* _Objective_: Extract every entry word for word. Skip the pictures.
===============
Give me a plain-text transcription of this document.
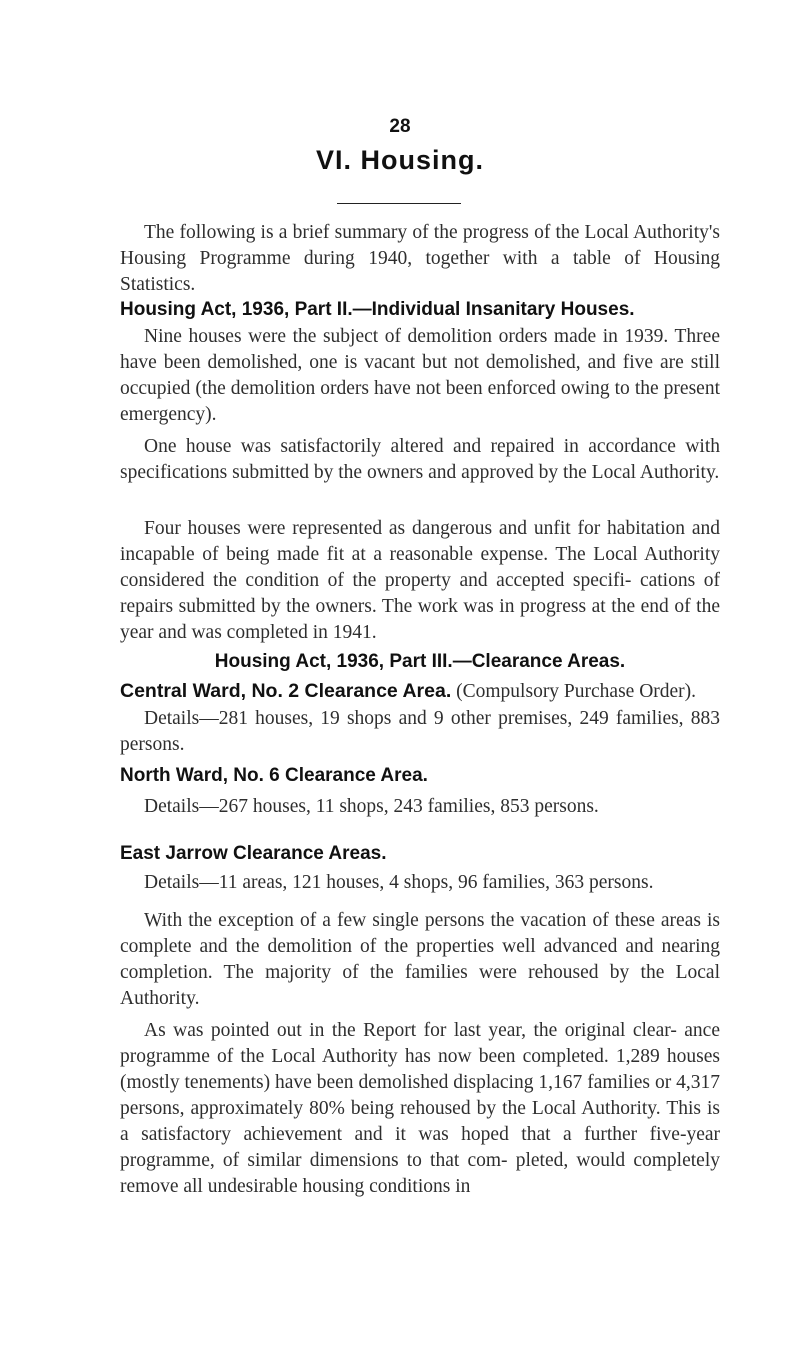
28
VI. Housing.

The following is a brief summary of the progress of the Local Authority's Housing Programme during 1940, together with a table of Housing Statistics.

Housing Act, 1936, Part II.—Individual Insanitary Houses.

Nine houses were the subject of demolition orders made in 1939. Three have been demolished, one is vacant but not demolished, and five are still occupied (the demolition orders have not been enforced owing to the present emergency).

One house was satisfactorily altered and repaired in accordance with specifications submitted by the owners and approved by the Local Authority.

Four houses were represented as dangerous and unfit for habitation and incapable of being made fit at a reasonable expense. The Local Authority considered the condition of the property and accepted specifi- cations of repairs submitted by the owners. The work was in progress at the end of the year and was completed in 1941.

Housing Act, 1936, Part III.—Clearance Areas.

Central Ward, No. 2 Clearance Area. (Compulsory Purchase Order).

Details—281 houses, 19 shops and 9 other premises, 249 families, 883 persons.

North Ward, No. 6 Clearance Area.

Details—267 houses, 11 shops, 243 families, 853 persons.

East Jarrow Clearance Areas.

Details—11 areas, 121 houses, 4 shops, 96 families, 363 persons.

With the exception of a few single persons the vacation of these areas is complete and the demolition of the properties well advanced and nearing completion. The majority of the families were rehoused by the Local Authority.

As was pointed out in the Report for last year, the original clear- ance programme of the Local Authority has now been completed. 1,289 houses (mostly tenements) have been demolished displacing 1,167 families or 4,317 persons, approximately 80% being rehoused by the Local Authority. This is a satisfactory achievement and it was hoped that a further five-year programme, of similar dimensions to that com- pleted, would completely remove all undesirable housing conditions in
===============
* _Answer_:
Give me a plain-text transcription of this document.
28
VI. Housing.

The following is a brief summary of the progress of the Local Authority's Housing Programme during 1940, together with a table of Housing Statistics.

Housing Act, 1936, Part II.—Individual Insanitary Houses.

Nine houses were the subject of demolition orders made in 1939. Three have been demolished, one is vacant but not demolished, and five are still occupied (the demolition orders have not been enforced owing to the present emergency).

One house was satisfactorily altered and repaired in accordance with specifications submitted by the owners and approved by the Local Authority.

Four houses were represented as dangerous and unfit for habitation and incapable of being made fit at a reasonable expense. The Local Authority considered the condition of the property and accepted specifi- cations of repairs submitted by the owners. The work was in progress at the end of the year and was completed in 1941.

Housing Act, 1936, Part III.—Clearance Areas.

Central Ward, No. 2 Clearance Area. (Compulsory Purchase Order).

Details—281 houses, 19 shops and 9 other premises, 249 families, 883 persons.

North Ward, No. 6 Clearance Area.

Details—267 houses, 11 shops, 243 families, 853 persons.

East Jarrow Clearance Areas.

Details—11 areas, 121 houses, 4 shops, 96 families, 363 persons.

With the exception of a few single persons the vacation of these areas is complete and the demolition of the properties well advanced and nearing completion. The majority of the families were rehoused by the Local Authority.

As was pointed out in the Report for last year, the original clear- ance programme of the Local Authority has now been completed. 1,289 houses (mostly tenements) have been demolished displacing 1,167 families or 4,317 persons, approximately 80% being rehoused by the Local Authority. This is a satisfactory achievement and it was hoped that a further five-year programme, of similar dimensions to that com- pleted, would completely remove all undesirable housing conditions in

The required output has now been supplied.